- _EXERCISE_
Write out every record in full, exactly as written, please.

___ INPUT FOR THIS TASK

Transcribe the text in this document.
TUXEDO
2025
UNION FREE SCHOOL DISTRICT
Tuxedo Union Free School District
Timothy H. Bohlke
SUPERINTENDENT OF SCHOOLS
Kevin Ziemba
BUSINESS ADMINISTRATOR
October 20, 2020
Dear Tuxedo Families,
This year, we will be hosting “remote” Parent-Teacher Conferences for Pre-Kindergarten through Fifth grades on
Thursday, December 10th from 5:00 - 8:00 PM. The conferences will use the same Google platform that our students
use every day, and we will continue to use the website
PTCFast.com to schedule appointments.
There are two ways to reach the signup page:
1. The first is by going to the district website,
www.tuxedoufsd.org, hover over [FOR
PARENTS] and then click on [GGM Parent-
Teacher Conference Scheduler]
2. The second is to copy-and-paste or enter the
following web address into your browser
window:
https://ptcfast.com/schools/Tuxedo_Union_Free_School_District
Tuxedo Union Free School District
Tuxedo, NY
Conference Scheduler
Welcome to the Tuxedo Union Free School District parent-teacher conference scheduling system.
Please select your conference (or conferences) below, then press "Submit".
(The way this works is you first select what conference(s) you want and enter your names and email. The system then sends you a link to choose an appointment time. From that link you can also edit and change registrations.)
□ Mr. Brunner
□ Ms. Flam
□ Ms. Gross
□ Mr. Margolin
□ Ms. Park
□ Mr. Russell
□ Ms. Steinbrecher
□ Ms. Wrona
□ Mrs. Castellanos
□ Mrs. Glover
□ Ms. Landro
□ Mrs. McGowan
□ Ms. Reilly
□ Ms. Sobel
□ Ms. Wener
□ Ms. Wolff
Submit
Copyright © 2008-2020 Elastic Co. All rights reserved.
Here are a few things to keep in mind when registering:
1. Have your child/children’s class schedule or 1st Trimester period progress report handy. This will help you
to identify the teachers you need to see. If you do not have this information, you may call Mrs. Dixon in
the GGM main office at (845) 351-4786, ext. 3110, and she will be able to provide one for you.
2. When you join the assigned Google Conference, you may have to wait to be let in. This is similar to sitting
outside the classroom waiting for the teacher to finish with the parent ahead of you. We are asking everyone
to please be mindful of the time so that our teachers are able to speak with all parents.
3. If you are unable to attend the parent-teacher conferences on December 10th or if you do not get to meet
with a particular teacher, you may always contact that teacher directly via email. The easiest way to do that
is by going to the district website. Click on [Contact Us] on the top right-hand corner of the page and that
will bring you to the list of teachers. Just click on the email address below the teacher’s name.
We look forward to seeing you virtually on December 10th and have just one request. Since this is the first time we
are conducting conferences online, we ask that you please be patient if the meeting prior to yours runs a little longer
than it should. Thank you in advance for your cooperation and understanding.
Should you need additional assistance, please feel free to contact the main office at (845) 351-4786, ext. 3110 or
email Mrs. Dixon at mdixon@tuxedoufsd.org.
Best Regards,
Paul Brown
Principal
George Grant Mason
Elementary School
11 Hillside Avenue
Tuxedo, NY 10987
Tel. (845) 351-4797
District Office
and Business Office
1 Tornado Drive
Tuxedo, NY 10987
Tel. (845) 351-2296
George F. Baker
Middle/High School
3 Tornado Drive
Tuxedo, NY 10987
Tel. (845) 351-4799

______

- _RESPONSE BELOW_
Transcribe the text in this document.
TUXEDO
2025
UNION FREE SCHOOL DISTRICT
Tuxedo Union Free School District
Timothy H. Bohlke
SUPERINTENDENT OF SCHOOLS
Kevin Ziemba
BUSINESS ADMINISTRATOR
October 20, 2020
Dear Tuxedo Families,
This year, we will be hosting “remote” Parent-Teacher Conferences for Pre-Kindergarten through Fifth grades on
Thursday, December 10th from 5:00 - 8:00 PM. The conferences will use the same Google platform that our students
use every day, and we will continue to use the website
PTCFast.com to schedule appointments.
There are two ways to reach the signup page:
1. The first is by going to the district website,
www.tuxedoufsd.org, hover over [FOR
PARENTS] and then click on [GGM Parent-
Teacher Conference Scheduler]
2. The second is to copy-and-paste or enter the
following web address into your browser
window:
https://ptcfast.com/schools/Tuxedo_Union_Free_School_District
Tuxedo Union Free School District
Tuxedo, NY
Conference Scheduler
Welcome to the Tuxedo Union Free School District parent-teacher conference scheduling system.
Please select your conference (or conferences) below, then press "Submit".
(The way this works is you first select what conference(s) you want and enter your names and email. The system then sends you a link to choose an appointment time. From that link you can also edit and change registrations.)
□ Mr. Brunner
□ Ms. Flam
□ Ms. Gross
□ Mr. Margolin
□ Ms. Park
□ Mr. Russell
□ Ms. Steinbrecher
□ Ms. Wrona
□ Mrs. Castellanos
□ Mrs. Glover
□ Ms. Landro
□ Mrs. McGowan
□ Ms. Reilly
□ Ms. Sobel
□ Ms. Wener
□ Ms. Wolff
Submit
Copyright © 2008-2020 Elastic Co. All rights reserved.
Here are a few things to keep in mind when registering:
1. Have your child/children’s class schedule or 1st Trimester period progress report handy. This will help you
to identify the teachers you need to see. If you do not have this information, you may call Mrs. Dixon in
the GGM main office at (845) 351-4786, ext. 3110, and she will be able to provide one for you.
2. When you join the assigned Google Conference, you may have to wait to be let in. This is similar to sitting
outside the classroom waiting for the teacher to finish with the parent ahead of you. We are asking everyone
to please be mindful of the time so that our teachers are able to speak with all parents.
3. If you are unable to attend the parent-teacher conferences on December 10th or if you do not get to meet
with a particular teacher, you may always contact that teacher directly via email. The easiest way to do that
is by going to the district website. Click on [Contact Us] on the top right-hand corner of the page and that
will bring you to the list of teachers. Just click on the email address below the teacher’s name.
We look forward to seeing you virtually on December 10th and have just one request. Since this is the first time we
are conducting conferences online, we ask that you please be patient if the meeting prior to yours runs a little longer
than it should. Thank you in advance for your cooperation and understanding.
Should you need additional assistance, please feel free to contact the main office at (845) 351-4786, ext. 3110 or
email Mrs. Dixon at mdixon@tuxedoufsd.org.
Best Regards,
Paul Brown
Principal
George Grant Mason
Elementary School
11 Hillside Avenue
Tuxedo, NY 10987
Tel. (845) 351-4797
District Office
and Business Office
1 Tornado Drive
Tuxedo, NY 10987
Tel. (845) 351-2296
George F. Baker
Middle/High School
3 Tornado Drive
Tuxedo, NY 10987
Tel. (845) 351-4799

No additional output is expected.